Items from a dataset:
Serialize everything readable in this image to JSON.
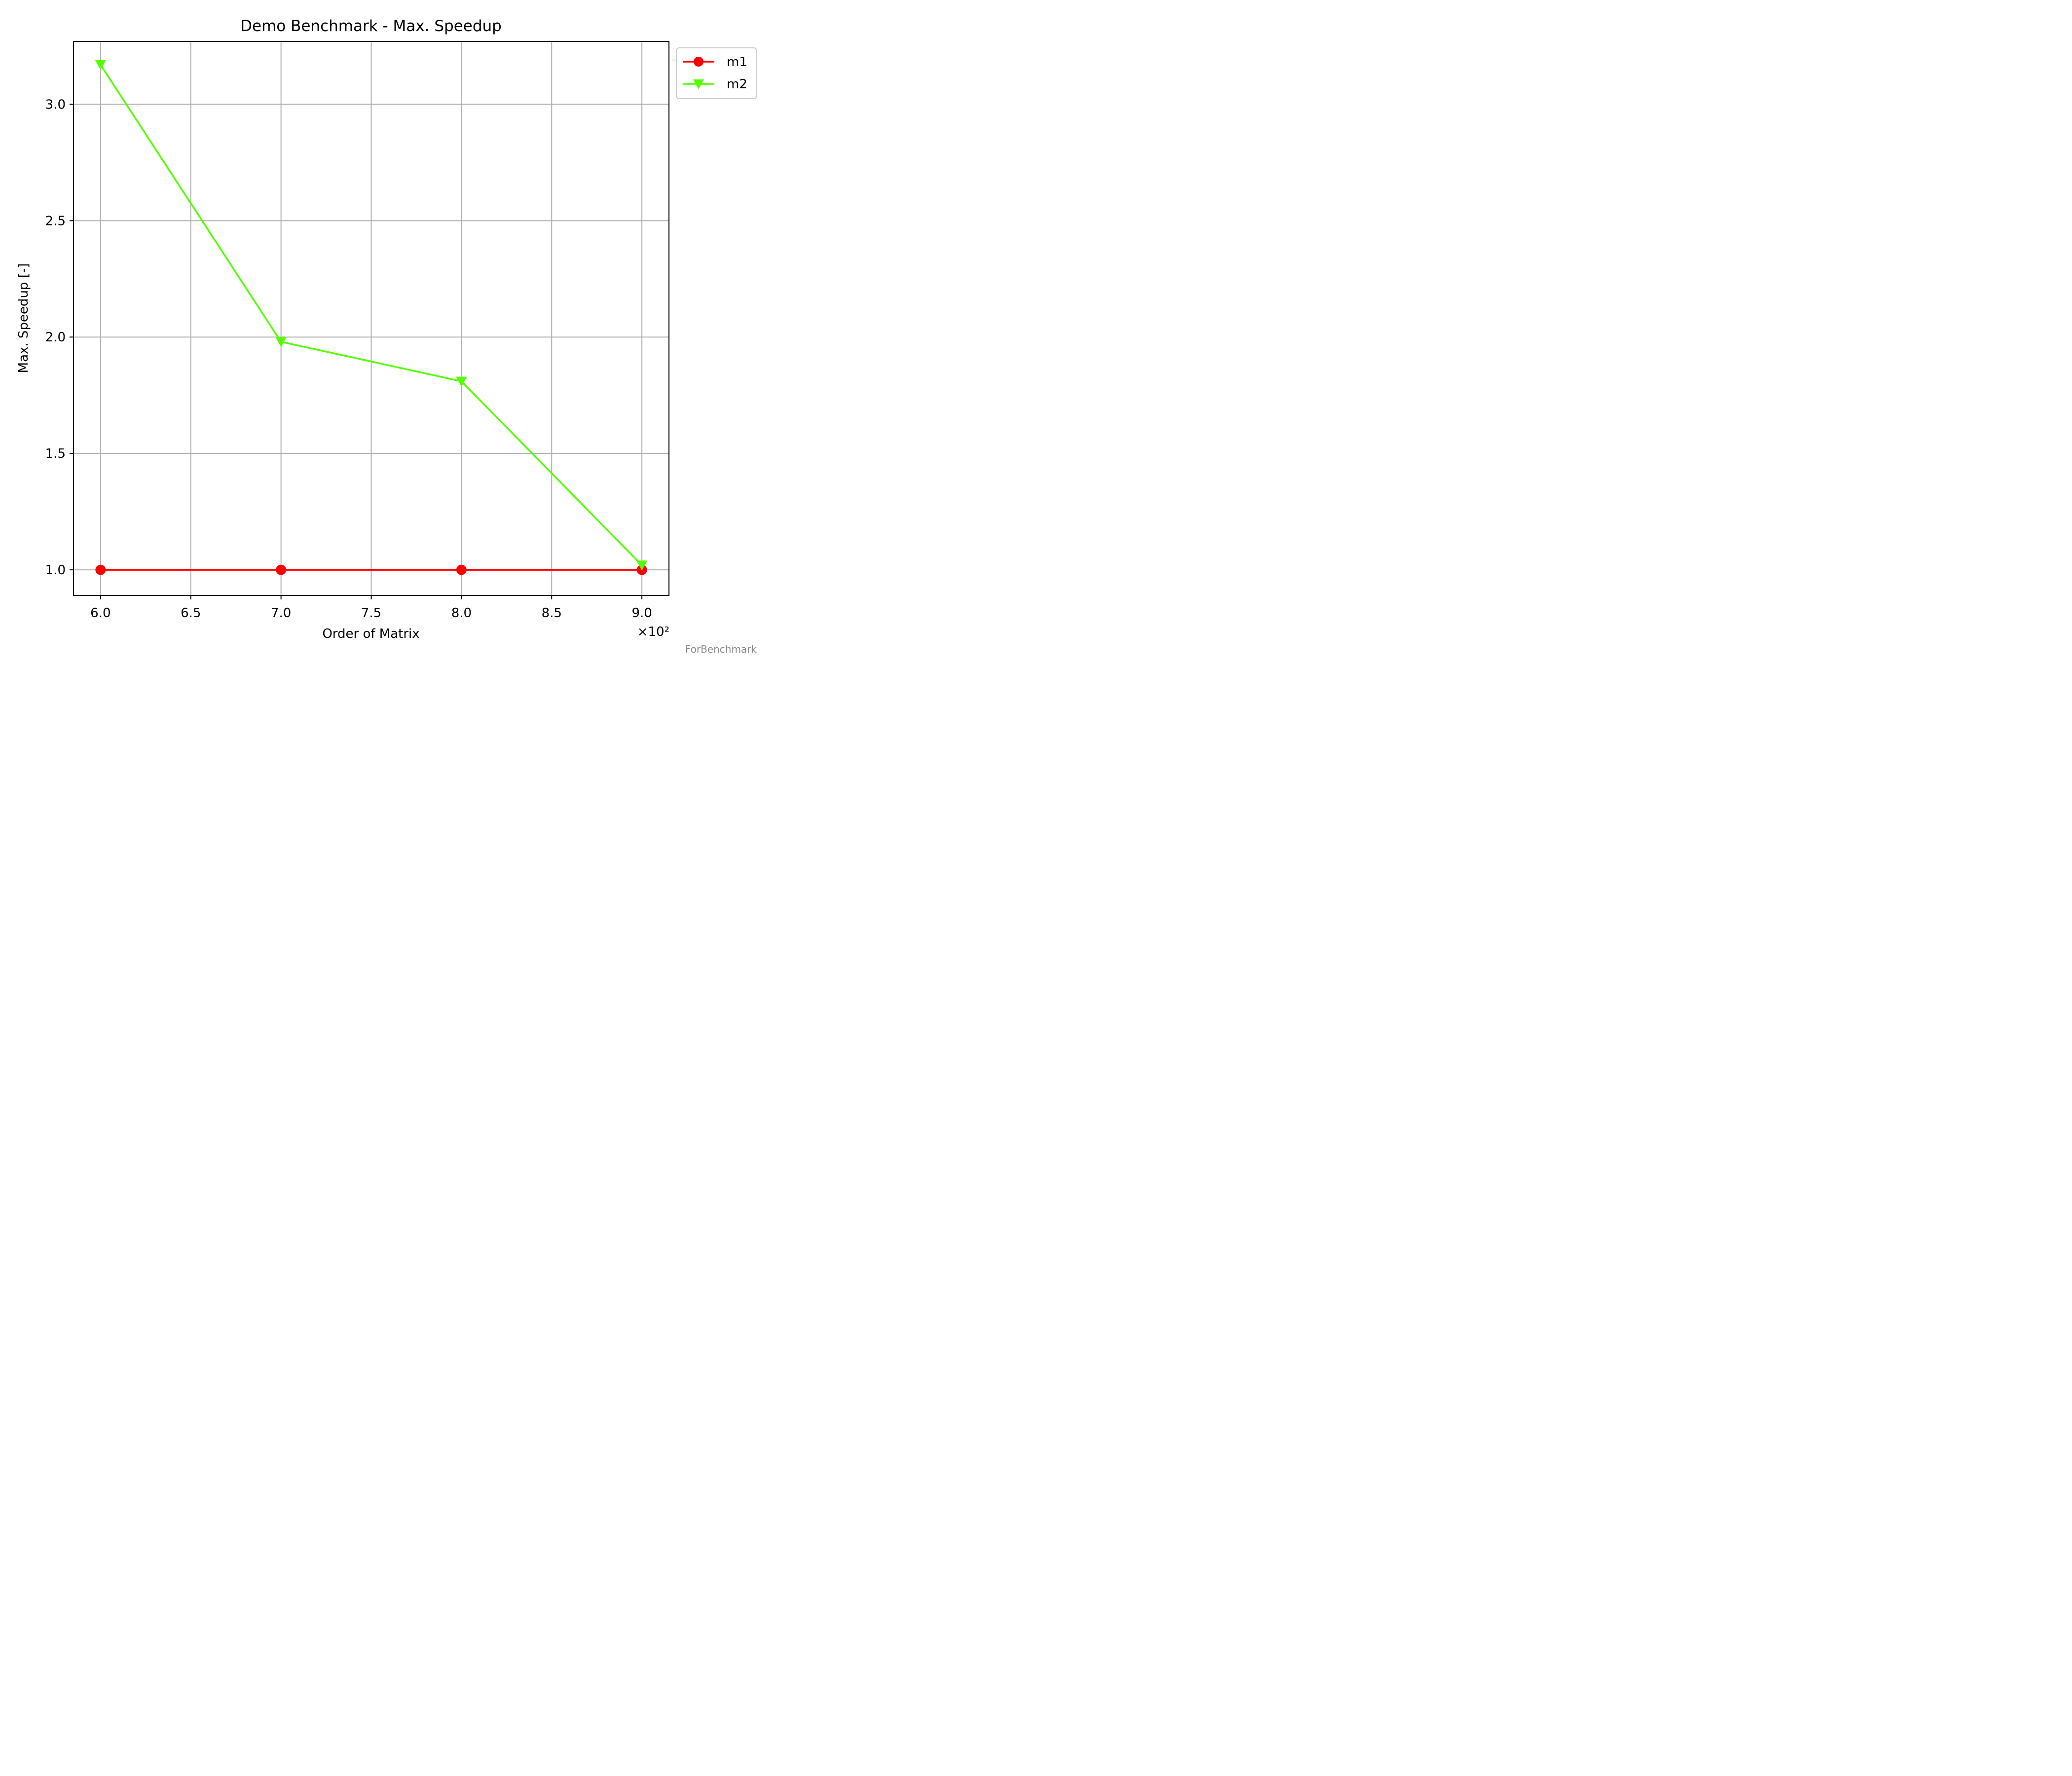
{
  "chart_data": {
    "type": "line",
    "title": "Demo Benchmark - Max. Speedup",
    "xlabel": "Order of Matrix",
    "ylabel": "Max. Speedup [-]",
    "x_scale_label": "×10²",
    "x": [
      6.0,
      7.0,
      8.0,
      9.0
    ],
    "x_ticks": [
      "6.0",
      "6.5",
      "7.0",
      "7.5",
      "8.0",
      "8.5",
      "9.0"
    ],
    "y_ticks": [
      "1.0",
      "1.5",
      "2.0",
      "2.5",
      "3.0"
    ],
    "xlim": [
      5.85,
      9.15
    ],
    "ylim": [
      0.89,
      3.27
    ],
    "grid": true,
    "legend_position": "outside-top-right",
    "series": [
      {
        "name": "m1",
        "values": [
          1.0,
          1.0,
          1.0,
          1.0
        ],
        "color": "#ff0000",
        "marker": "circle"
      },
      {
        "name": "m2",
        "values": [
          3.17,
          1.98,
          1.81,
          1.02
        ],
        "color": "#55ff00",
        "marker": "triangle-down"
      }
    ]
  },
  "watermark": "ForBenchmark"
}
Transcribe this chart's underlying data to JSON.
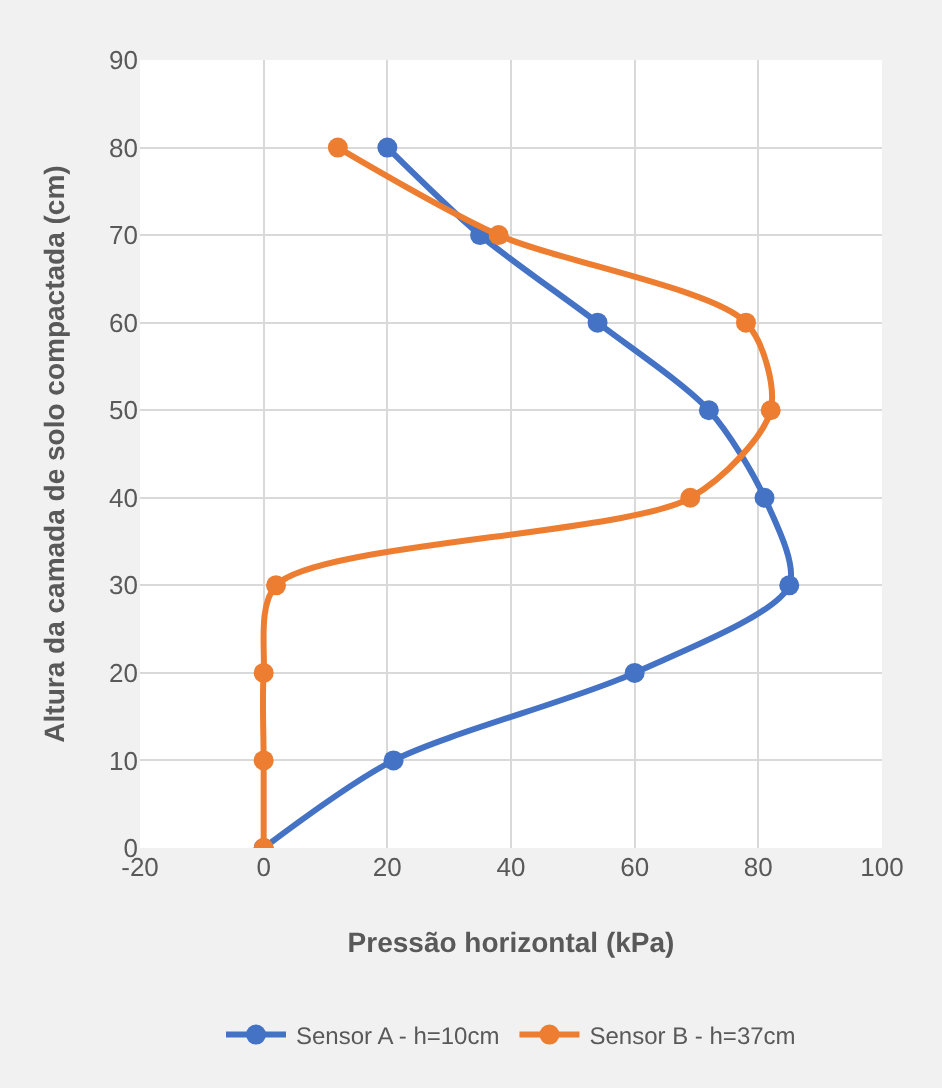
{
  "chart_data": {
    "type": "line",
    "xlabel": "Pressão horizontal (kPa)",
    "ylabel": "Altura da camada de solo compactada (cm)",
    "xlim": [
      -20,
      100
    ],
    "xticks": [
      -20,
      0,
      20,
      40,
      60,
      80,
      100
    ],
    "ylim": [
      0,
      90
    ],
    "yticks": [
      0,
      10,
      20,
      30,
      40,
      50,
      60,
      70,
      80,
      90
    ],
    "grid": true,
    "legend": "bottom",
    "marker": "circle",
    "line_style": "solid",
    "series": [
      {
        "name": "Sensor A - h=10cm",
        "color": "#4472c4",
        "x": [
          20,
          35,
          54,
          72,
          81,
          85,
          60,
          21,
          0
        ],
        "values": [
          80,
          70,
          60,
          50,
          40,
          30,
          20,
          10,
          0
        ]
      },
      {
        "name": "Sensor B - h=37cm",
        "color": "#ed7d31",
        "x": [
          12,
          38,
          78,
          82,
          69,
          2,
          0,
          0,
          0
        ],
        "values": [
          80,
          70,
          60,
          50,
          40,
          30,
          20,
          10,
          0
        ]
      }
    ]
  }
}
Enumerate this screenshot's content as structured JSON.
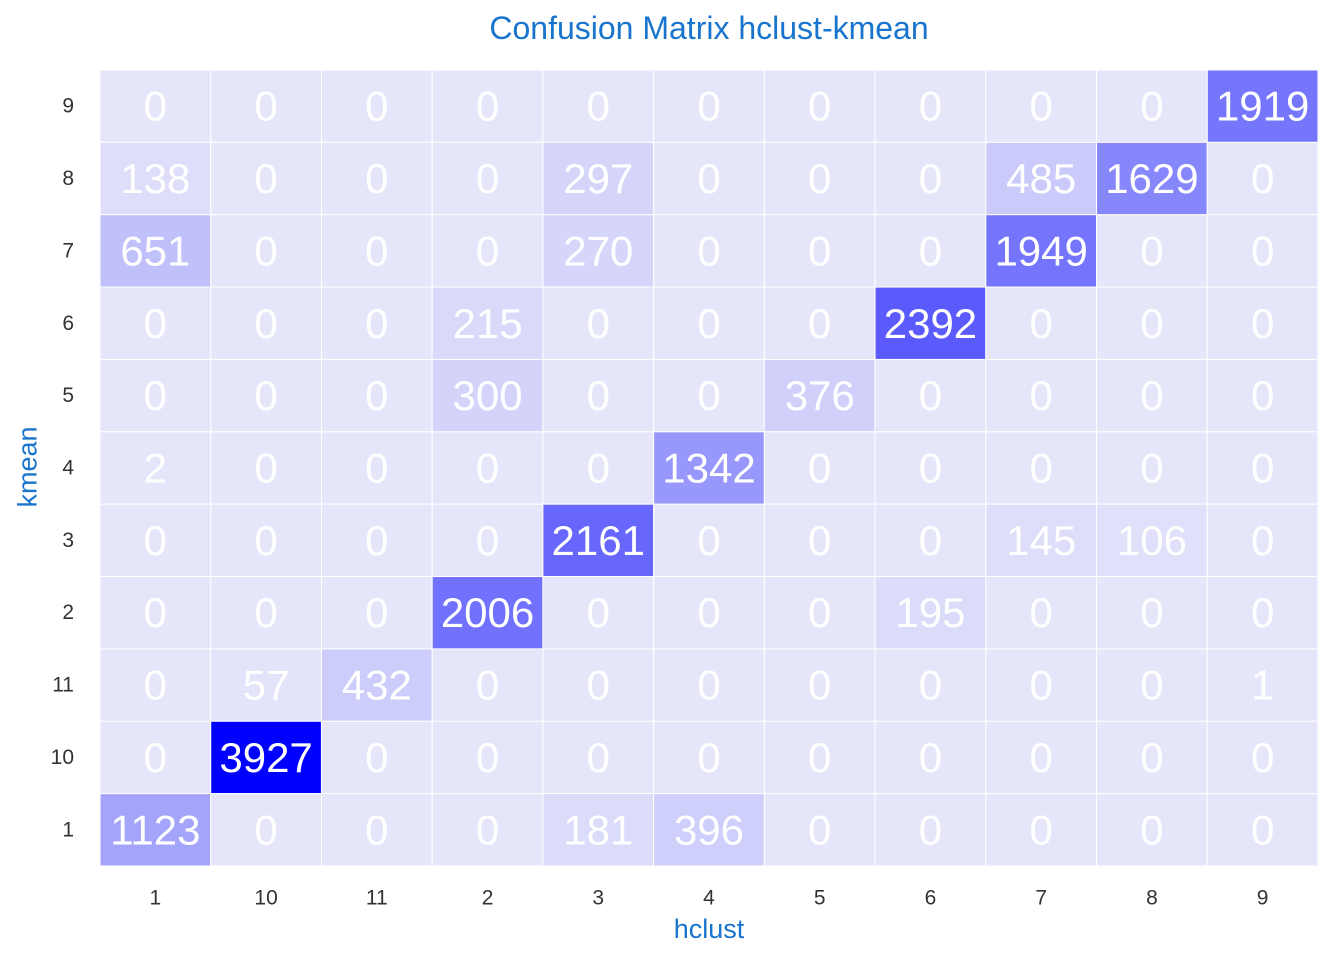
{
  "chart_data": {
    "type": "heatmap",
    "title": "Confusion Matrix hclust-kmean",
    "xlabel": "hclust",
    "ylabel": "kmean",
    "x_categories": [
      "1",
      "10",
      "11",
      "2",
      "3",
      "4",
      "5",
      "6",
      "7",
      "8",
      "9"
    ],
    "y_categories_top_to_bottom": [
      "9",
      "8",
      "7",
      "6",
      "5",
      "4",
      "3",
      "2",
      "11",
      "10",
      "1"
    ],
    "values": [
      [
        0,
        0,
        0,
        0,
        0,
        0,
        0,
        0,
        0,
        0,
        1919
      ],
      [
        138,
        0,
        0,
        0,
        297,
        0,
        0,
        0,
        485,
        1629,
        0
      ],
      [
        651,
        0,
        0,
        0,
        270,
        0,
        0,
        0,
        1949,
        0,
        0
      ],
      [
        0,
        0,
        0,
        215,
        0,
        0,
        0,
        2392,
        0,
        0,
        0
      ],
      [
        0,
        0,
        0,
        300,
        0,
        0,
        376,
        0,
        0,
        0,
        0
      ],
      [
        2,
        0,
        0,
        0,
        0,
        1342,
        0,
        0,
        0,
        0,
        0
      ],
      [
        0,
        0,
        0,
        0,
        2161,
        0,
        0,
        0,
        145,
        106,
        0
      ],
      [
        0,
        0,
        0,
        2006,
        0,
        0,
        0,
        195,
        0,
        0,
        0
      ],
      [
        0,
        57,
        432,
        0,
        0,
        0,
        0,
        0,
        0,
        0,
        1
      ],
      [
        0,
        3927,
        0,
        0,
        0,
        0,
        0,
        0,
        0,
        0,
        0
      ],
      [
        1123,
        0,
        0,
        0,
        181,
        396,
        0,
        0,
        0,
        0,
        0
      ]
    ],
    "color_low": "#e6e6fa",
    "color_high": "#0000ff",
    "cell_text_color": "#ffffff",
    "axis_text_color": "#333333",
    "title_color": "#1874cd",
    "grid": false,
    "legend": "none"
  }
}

▶ _Work required_
Reproduce each line exactly, please, except for any pictures.

▶ _Problem solution_
Serialize everything readable in this image to JSON.
{
  "chart_data": {
    "type": "line",
    "title": "Demo Benchmark - Max. Speedup",
    "xlabel": "Order of Matrix",
    "ylabel": "Max. Speedup [-]",
    "x_scale_label": "×10²",
    "x": [
      6.0,
      7.0,
      8.0,
      9.0
    ],
    "x_ticks": [
      "6.0",
      "6.5",
      "7.0",
      "7.5",
      "8.0",
      "8.5",
      "9.0"
    ],
    "y_ticks": [
      "1.0",
      "1.5",
      "2.0",
      "2.5",
      "3.0"
    ],
    "xlim": [
      5.85,
      9.15
    ],
    "ylim": [
      0.89,
      3.27
    ],
    "grid": true,
    "legend_position": "outside-top-right",
    "series": [
      {
        "name": "m1",
        "values": [
          1.0,
          1.0,
          1.0,
          1.0
        ],
        "color": "#ff0000",
        "marker": "circle"
      },
      {
        "name": "m2",
        "values": [
          3.17,
          1.98,
          1.81,
          1.02
        ],
        "color": "#55ff00",
        "marker": "triangle-down"
      }
    ]
  },
  "watermark": "ForBenchmark"
}
Transcribe this chart's underlying data to JSON.
{
  "chart_data": {
    "type": "line",
    "xlabel": "Pressão horizontal (kPa)",
    "ylabel": "Altura da camada de solo compactada (cm)",
    "xlim": [
      -20,
      100
    ],
    "xticks": [
      -20,
      0,
      20,
      40,
      60,
      80,
      100
    ],
    "ylim": [
      0,
      90
    ],
    "yticks": [
      0,
      10,
      20,
      30,
      40,
      50,
      60,
      70,
      80,
      90
    ],
    "grid": true,
    "legend": "bottom",
    "marker": "circle",
    "line_style": "solid",
    "series": [
      {
        "name": "Sensor A - h=10cm",
        "color": "#4472c4",
        "x": [
          20,
          35,
          54,
          72,
          81,
          85,
          60,
          21,
          0
        ],
        "values": [
          80,
          70,
          60,
          50,
          40,
          30,
          20,
          10,
          0
        ]
      },
      {
        "name": "Sensor B - h=37cm",
        "color": "#ed7d31",
        "x": [
          12,
          38,
          78,
          82,
          69,
          2,
          0,
          0,
          0
        ],
        "values": [
          80,
          70,
          60,
          50,
          40,
          30,
          20,
          10,
          0
        ]
      }
    ]
  }
}
Enumerate this screenshot's content as structured JSON.
{
  "chart_data": {
    "type": "heatmap",
    "title": "Confusion Matrix hclust-kmean",
    "xlabel": "hclust",
    "ylabel": "kmean",
    "x_categories": [
      "1",
      "10",
      "11",
      "2",
      "3",
      "4",
      "5",
      "6",
      "7",
      "8",
      "9"
    ],
    "y_categories_top_to_bottom": [
      "9",
      "8",
      "7",
      "6",
      "5",
      "4",
      "3",
      "2",
      "11",
      "10",
      "1"
    ],
    "values": [
      [
        0,
        0,
        0,
        0,
        0,
        0,
        0,
        0,
        0,
        0,
        1919
      ],
      [
        138,
        0,
        0,
        0,
        297,
        0,
        0,
        0,
        485,
        1629,
        0
      ],
      [
        651,
        0,
        0,
        0,
        270,
        0,
        0,
        0,
        1949,
        0,
        0
      ],
      [
        0,
        0,
        0,
        215,
        0,
        0,
        0,
        2392,
        0,
        0,
        0
      ],
      [
        0,
        0,
        0,
        300,
        0,
        0,
        376,
        0,
        0,
        0,
        0
      ],
      [
        2,
        0,
        0,
        0,
        0,
        1342,
        0,
        0,
        0,
        0,
        0
      ],
      [
        0,
        0,
        0,
        0,
        2161,
        0,
        0,
        0,
        145,
        106,
        0
      ],
      [
        0,
        0,
        0,
        2006,
        0,
        0,
        0,
        195,
        0,
        0,
        0
      ],
      [
        0,
        57,
        432,
        0,
        0,
        0,
        0,
        0,
        0,
        0,
        1
      ],
      [
        0,
        3927,
        0,
        0,
        0,
        0,
        0,
        0,
        0,
        0,
        0
      ],
      [
        1123,
        0,
        0,
        0,
        181,
        396,
        0,
        0,
        0,
        0,
        0
      ]
    ],
    "color_low": "#e6e6fa",
    "color_high": "#0000ff",
    "cell_text_color": "#ffffff",
    "axis_text_color": "#333333",
    "title_color": "#1874cd",
    "grid": false,
    "legend": "none"
  }
}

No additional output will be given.